■ REQUIREMENT ■
Show every line where "color" occurs.

■ EXCERPTED DATA ■

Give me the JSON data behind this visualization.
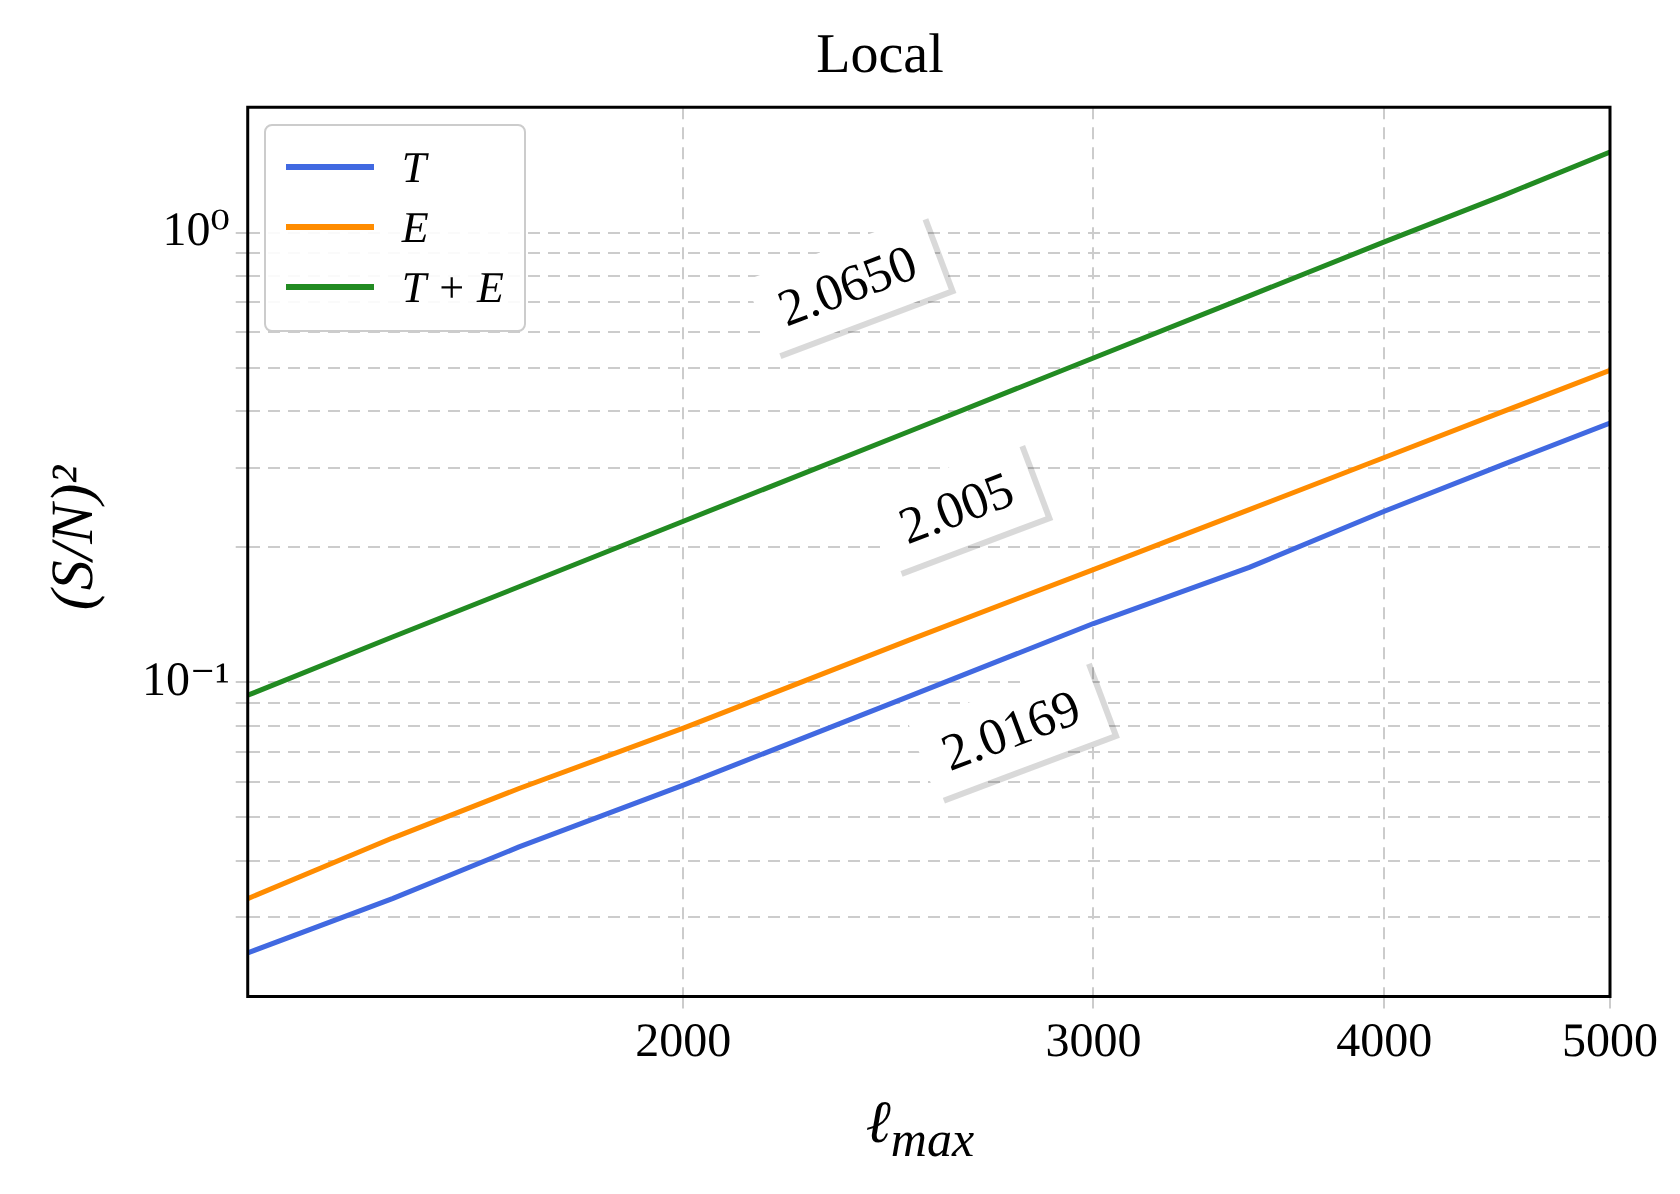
{
  "chart_data": {
    "type": "line",
    "title": "Local",
    "xlabel": "ℓ$_{max}$",
    "ylabel": "(S/N)²",
    "log": "xy",
    "grid": true,
    "legend": "top left",
    "marker": "none",
    "line_style": "solid",
    "xlim": [
      1300,
      5000
    ],
    "xticks": [
      2000,
      3000,
      4000,
      5000
    ],
    "ylim": [
      0.02,
      1.9
    ],
    "yticks": [
      {
        "value": 0.03,
        "label": null
      },
      {
        "value": 0.04,
        "label": null
      },
      {
        "value": 0.05,
        "label": null
      },
      {
        "value": 0.06,
        "label": null
      },
      {
        "value": 0.07,
        "label": null
      },
      {
        "value": 0.08,
        "label": null
      },
      {
        "value": 0.09,
        "label": null
      },
      {
        "value": 0.1,
        "label": "10⁻¹"
      },
      {
        "value": 0.2,
        "label": null
      },
      {
        "value": 0.3,
        "label": null
      },
      {
        "value": 0.4,
        "label": null
      },
      {
        "value": 0.5,
        "label": null
      },
      {
        "value": 0.6,
        "label": null
      },
      {
        "value": 0.7,
        "label": null
      },
      {
        "value": 0.8,
        "label": null
      },
      {
        "value": 0.9,
        "label": null
      },
      {
        "value": 1,
        "label": "10⁰"
      }
    ],
    "series": [
      {
        "name": "T",
        "color": "#4169e1",
        "x": [
          1300,
          1500,
          1700,
          2000,
          2500,
          3000,
          3500,
          4000,
          4500,
          5000
        ],
        "values": [
          0.025,
          0.033,
          0.043,
          0.059,
          0.093,
          0.135,
          0.18,
          0.24,
          0.305,
          0.377
        ]
      },
      {
        "name": "E",
        "color": "#ff8c00",
        "x": [
          1300,
          1500,
          1700,
          2000,
          2500,
          3000,
          3500,
          4000,
          4500,
          5000
        ],
        "values": [
          0.033,
          0.045,
          0.058,
          0.079,
          0.124,
          0.178,
          0.242,
          0.316,
          0.4,
          0.494
        ]
      },
      {
        "name": "T + E",
        "color": "#228b22",
        "x": [
          1300,
          1500,
          1700,
          2000,
          2500,
          3000,
          3500,
          4000,
          4500,
          5000
        ],
        "values": [
          0.0935,
          0.126,
          0.163,
          0.228,
          0.361,
          0.526,
          0.723,
          0.953,
          1.21,
          1.51
        ]
      }
    ],
    "annotations": [
      "2.0650",
      "2.005",
      "2.0169"
    ]
  }
}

■ EXERCISE RESULT ■
        "color": "#4169e1",
        "color": "#ff8c00",
        "color": "#228b22",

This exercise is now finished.